[Records supplied]
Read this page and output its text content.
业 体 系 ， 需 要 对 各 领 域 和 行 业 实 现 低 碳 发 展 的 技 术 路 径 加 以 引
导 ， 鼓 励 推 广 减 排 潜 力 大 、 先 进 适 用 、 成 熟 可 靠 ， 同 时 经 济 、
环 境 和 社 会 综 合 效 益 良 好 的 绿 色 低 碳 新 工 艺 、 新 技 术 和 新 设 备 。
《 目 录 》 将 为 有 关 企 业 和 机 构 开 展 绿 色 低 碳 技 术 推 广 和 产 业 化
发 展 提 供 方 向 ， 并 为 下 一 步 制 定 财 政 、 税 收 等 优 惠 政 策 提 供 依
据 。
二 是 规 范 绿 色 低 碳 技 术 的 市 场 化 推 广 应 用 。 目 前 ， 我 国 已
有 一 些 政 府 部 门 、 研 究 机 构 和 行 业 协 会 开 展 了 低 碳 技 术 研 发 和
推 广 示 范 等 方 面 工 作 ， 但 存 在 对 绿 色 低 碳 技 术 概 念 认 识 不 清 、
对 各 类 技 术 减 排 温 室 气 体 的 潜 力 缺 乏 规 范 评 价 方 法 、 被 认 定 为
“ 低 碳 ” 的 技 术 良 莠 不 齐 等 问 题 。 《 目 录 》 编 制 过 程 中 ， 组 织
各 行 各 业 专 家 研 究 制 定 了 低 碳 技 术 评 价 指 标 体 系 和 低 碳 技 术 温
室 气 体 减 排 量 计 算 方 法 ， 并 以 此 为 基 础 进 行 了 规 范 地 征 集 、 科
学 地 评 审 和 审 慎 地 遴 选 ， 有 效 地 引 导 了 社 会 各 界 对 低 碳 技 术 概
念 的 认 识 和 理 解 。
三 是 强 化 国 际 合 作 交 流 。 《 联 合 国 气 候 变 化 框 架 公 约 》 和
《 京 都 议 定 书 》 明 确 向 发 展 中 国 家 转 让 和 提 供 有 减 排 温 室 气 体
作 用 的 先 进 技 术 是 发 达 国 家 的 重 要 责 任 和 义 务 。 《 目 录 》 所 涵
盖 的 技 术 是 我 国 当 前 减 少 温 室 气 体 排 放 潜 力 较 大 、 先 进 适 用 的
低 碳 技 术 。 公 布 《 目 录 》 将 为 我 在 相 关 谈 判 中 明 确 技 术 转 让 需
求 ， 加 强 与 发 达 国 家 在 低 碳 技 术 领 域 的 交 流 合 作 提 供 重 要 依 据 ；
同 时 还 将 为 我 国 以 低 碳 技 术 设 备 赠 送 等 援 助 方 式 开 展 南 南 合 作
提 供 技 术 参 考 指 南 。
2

[Instructions for the task]
Using the data above, repeat every line exactly.

[Response to the task]
Read this page and output its text content.
业 体 系 ， 需 要 对 各 领 域 和 行 业 实 现 低 碳 发 展 的 技 术 路 径 加 以 引
导 ， 鼓 励 推 广 减 排 潜 力 大 、 先 进 适 用 、 成 熟 可 靠 ， 同 时 经 济 、
环 境 和 社 会 综 合 效 益 良 好 的 绿 色 低 碳 新 工 艺 、 新 技 术 和 新 设 备 。
《 目 录 》 将 为 有 关 企 业 和 机 构 开 展 绿 色 低 碳 技 术 推 广 和 产 业 化
发 展 提 供 方 向 ， 并 为 下 一 步 制 定 财 政 、 税 收 等 优 惠 政 策 提 供 依
据 。
二 是 规 范 绿 色 低 碳 技 术 的 市 场 化 推 广 应 用 。 目 前 ， 我 国 已
有 一 些 政 府 部 门 、 研 究 机 构 和 行 业 协 会 开 展 了 低 碳 技 术 研 发 和
推 广 示 范 等 方 面 工 作 ， 但 存 在 对 绿 色 低 碳 技 术 概 念 认 识 不 清 、
对 各 类 技 术 减 排 温 室 气 体 的 潜 力 缺 乏 规 范 评 价 方 法 、 被 认 定 为
“ 低 碳 ” 的 技 术 良 莠 不 齐 等 问 题 。 《 目 录 》 编 制 过 程 中 ， 组 织
各 行 各 业 专 家 研 究 制 定 了 低 碳 技 术 评 价 指 标 体 系 和 低 碳 技 术 温
室 气 体 减 排 量 计 算 方 法 ， 并 以 此 为 基 础 进 行 了 规 范 地 征 集 、 科
学 地 评 审 和 审 慎 地 遴 选 ， 有 效 地 引 导 了 社 会 各 界 对 低 碳 技 术 概
念 的 认 识 和 理 解 。
三 是 强 化 国 际 合 作 交 流 。 《 联 合 国 气 候 变 化 框 架 公 约 》 和
《 京 都 议 定 书 》 明 确 向 发 展 中 国 家 转 让 和 提 供 有 减 排 温 室 气 体
作 用 的 先 进 技 术 是 发 达 国 家 的 重 要 责 任 和 义 务 。 《 目 录 》 所 涵
盖 的 技 术 是 我 国 当 前 减 少 温 室 气 体 排 放 潜 力 较 大 、 先 进 适 用 的
低 碳 技 术 。 公 布 《 目 录 》 将 为 我 在 相 关 谈 判 中 明 确 技 术 转 让 需
求 ， 加 强 与 发 达 国 家 在 低 碳 技 术 领 域 的 交 流 合 作 提 供 重 要 依 据 ；
同 时 还 将 为 我 国 以 低 碳 技 术 设 备 赠 送 等 援 助 方 式 开 展 南 南 合 作
提 供 技 术 参 考 指 南 。
2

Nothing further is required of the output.